TASK OBJECTIVE »
Copy out the lines word for word, starting at the first one and ending at the line that contains "news-title: 《药品审评审批信息公开管理办法（征求意见稿）》挂网征求意见 (200, 920, 742, 942)", with both ends included.

····················

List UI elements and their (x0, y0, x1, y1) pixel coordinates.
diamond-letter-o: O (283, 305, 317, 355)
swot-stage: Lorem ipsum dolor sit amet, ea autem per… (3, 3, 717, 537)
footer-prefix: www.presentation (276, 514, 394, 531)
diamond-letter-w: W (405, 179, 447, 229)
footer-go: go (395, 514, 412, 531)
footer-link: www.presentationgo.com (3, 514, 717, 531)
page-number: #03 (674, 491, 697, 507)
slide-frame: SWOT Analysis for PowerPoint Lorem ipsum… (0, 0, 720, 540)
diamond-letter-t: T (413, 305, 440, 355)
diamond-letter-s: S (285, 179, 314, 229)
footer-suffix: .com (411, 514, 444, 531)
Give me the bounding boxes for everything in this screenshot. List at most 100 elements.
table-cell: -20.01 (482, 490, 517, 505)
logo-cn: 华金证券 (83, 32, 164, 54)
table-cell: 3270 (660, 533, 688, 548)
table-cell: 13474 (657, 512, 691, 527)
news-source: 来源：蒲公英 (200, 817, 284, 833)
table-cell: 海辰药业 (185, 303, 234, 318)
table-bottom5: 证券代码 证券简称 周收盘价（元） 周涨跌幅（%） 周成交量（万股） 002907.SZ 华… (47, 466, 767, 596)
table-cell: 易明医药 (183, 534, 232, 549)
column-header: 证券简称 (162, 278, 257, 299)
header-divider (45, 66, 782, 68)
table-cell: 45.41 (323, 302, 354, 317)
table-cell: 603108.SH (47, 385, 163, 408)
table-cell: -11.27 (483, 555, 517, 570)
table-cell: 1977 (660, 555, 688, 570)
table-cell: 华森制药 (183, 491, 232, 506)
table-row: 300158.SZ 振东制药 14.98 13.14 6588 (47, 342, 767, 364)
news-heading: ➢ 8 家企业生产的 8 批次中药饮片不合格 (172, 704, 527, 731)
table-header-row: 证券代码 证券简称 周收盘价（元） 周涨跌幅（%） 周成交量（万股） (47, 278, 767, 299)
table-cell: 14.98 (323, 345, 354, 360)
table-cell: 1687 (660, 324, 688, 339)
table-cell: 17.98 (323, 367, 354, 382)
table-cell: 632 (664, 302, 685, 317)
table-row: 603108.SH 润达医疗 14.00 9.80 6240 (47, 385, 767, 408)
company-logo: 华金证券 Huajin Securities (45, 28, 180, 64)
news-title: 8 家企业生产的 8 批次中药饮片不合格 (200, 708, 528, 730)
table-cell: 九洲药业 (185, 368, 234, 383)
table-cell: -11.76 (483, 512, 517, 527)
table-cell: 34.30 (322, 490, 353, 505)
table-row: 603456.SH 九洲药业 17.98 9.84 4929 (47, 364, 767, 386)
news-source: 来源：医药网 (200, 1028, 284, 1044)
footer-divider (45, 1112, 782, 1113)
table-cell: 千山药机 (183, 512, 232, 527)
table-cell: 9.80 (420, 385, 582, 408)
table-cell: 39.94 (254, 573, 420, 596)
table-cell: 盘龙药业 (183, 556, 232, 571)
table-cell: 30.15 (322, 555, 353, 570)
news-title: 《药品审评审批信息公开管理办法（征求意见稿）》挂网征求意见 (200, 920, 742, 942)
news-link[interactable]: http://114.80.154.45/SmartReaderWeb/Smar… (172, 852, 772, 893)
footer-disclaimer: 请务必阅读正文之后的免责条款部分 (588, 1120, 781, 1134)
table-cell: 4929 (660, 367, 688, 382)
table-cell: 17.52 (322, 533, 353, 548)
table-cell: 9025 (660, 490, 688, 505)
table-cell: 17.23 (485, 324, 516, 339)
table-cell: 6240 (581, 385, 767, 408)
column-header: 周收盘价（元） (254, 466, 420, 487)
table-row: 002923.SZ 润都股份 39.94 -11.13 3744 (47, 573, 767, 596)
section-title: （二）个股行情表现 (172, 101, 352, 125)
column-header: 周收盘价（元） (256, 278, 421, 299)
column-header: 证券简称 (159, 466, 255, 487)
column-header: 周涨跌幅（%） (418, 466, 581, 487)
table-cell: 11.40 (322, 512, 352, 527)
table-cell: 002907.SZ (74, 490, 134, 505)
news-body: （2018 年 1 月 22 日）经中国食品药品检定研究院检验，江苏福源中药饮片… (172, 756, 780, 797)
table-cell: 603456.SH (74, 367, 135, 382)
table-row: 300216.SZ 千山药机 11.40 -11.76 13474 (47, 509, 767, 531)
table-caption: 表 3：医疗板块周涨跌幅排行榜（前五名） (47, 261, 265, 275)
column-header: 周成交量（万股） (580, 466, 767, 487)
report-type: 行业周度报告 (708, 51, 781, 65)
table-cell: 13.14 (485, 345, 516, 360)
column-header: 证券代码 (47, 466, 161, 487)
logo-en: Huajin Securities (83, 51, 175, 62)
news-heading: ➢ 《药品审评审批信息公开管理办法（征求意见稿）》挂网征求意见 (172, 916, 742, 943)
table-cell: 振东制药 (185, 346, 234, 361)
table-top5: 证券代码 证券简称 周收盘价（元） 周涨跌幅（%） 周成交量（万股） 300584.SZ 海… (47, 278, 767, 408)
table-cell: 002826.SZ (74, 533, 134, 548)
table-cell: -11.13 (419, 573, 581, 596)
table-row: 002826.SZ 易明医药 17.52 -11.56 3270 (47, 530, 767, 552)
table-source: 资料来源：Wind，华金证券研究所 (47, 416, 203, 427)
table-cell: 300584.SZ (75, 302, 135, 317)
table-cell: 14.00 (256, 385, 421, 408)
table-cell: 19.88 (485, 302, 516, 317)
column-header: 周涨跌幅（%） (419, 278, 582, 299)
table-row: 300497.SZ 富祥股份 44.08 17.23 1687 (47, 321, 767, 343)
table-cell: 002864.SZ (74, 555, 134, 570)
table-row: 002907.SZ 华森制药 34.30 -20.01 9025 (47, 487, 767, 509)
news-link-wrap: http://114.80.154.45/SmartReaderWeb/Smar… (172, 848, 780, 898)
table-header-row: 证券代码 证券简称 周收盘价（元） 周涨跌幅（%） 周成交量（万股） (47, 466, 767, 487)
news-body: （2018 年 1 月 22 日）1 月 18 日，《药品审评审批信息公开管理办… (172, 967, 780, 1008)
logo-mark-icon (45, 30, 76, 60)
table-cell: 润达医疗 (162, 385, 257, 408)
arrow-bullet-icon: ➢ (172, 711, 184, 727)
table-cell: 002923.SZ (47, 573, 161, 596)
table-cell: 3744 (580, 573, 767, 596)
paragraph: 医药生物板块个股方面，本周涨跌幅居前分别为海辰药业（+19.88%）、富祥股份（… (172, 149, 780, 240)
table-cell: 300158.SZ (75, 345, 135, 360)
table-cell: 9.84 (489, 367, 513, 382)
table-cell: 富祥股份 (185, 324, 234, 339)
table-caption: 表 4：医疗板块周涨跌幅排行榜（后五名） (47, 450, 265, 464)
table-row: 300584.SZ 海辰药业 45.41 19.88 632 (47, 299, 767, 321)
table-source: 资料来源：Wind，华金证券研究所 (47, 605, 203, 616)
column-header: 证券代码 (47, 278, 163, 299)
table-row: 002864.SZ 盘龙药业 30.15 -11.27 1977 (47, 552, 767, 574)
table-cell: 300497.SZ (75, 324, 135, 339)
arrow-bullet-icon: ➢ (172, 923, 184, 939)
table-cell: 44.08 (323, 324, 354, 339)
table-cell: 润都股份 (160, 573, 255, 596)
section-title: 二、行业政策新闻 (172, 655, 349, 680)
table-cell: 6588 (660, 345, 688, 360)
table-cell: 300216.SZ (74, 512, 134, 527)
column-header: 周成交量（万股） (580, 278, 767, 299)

····················

RESPONSE TO THE EXERCISE »
List UI elements and their (x0, y0, x1, y1) pixel coordinates.
diamond-letter-o: O (283, 305, 317, 355)
swot-stage: Lorem ipsum dolor sit amet, ea autem per… (3, 3, 717, 537)
footer-prefix: www.presentation (276, 514, 394, 531)
diamond-letter-w: W (405, 179, 447, 229)
footer-go: go (395, 514, 412, 531)
footer-link: www.presentationgo.com (3, 514, 717, 531)
page-number: #03 (674, 491, 697, 507)
slide-frame: SWOT Analysis for PowerPoint Lorem ipsum… (0, 0, 720, 540)
diamond-letter-t: T (413, 305, 440, 355)
diamond-letter-s: S (285, 179, 314, 229)
footer-suffix: .com (411, 514, 444, 531)
Give me the bounding boxes for everything in this screenshot. List at most 100 elements.
table-cell: -20.01 (482, 490, 517, 505)
logo-cn: 华金证券 (83, 32, 164, 54)
table-cell: 3270 (660, 533, 688, 548)
table-cell: 13474 (657, 512, 691, 527)
news-source: 来源：蒲公英 (200, 817, 284, 833)
table-cell: 海辰药业 (185, 303, 234, 318)
table-bottom5: 证券代码 证券简称 周收盘价（元） 周涨跌幅（%） 周成交量（万股） 002907.SZ 华… (47, 466, 767, 596)
table-cell: 易明医药 (183, 534, 232, 549)
column-header: 证券简称 (162, 278, 257, 299)
header-divider (45, 66, 782, 68)
table-cell: 45.41 (323, 302, 354, 317)
table-cell: 603108.SH (47, 385, 163, 408)
table-cell: -11.27 (483, 555, 517, 570)
table-cell: 1977 (660, 555, 688, 570)
table-cell: 华森制药 (183, 491, 232, 506)
table-row: 300158.SZ 振东制药 14.98 13.14 6588 (47, 342, 767, 364)
news-heading: ➢ 8 家企业生产的 8 批次中药饮片不合格 (172, 704, 527, 731)
table-header-row: 证券代码 证券简称 周收盘价（元） 周涨跌幅（%） 周成交量（万股） (47, 278, 767, 299)
table-cell: 14.98 (323, 345, 354, 360)
table-cell: 1687 (660, 324, 688, 339)
table-cell: 17.98 (323, 367, 354, 382)
table-cell: 632 (664, 302, 685, 317)
table-row: 603108.SH 润达医疗 14.00 9.80 6240 (47, 385, 767, 408)
company-logo: 华金证券 Huajin Securities (45, 28, 180, 64)
news-title: 8 家企业生产的 8 批次中药饮片不合格 (200, 708, 528, 730)
table-cell: 九洲药业 (185, 368, 234, 383)
table-cell: -11.76 (483, 512, 517, 527)
table-cell: 34.30 (322, 490, 353, 505)
table-row: 603456.SH 九洲药业 17.98 9.84 4929 (47, 364, 767, 386)
news-source: 来源：医药网 (200, 1028, 284, 1044)
footer-divider (45, 1112, 782, 1113)
table-cell: 千山药机 (183, 512, 232, 527)
table-cell: 9.80 (420, 385, 582, 408)
table-cell: 39.94 (254, 573, 420, 596)
table-cell: 盘龙药业 (183, 556, 232, 571)
table-cell: 30.15 (322, 555, 353, 570)
news-title: 《药品审评审批信息公开管理办法（征求意见稿）》挂网征求意见 (200, 920, 742, 942)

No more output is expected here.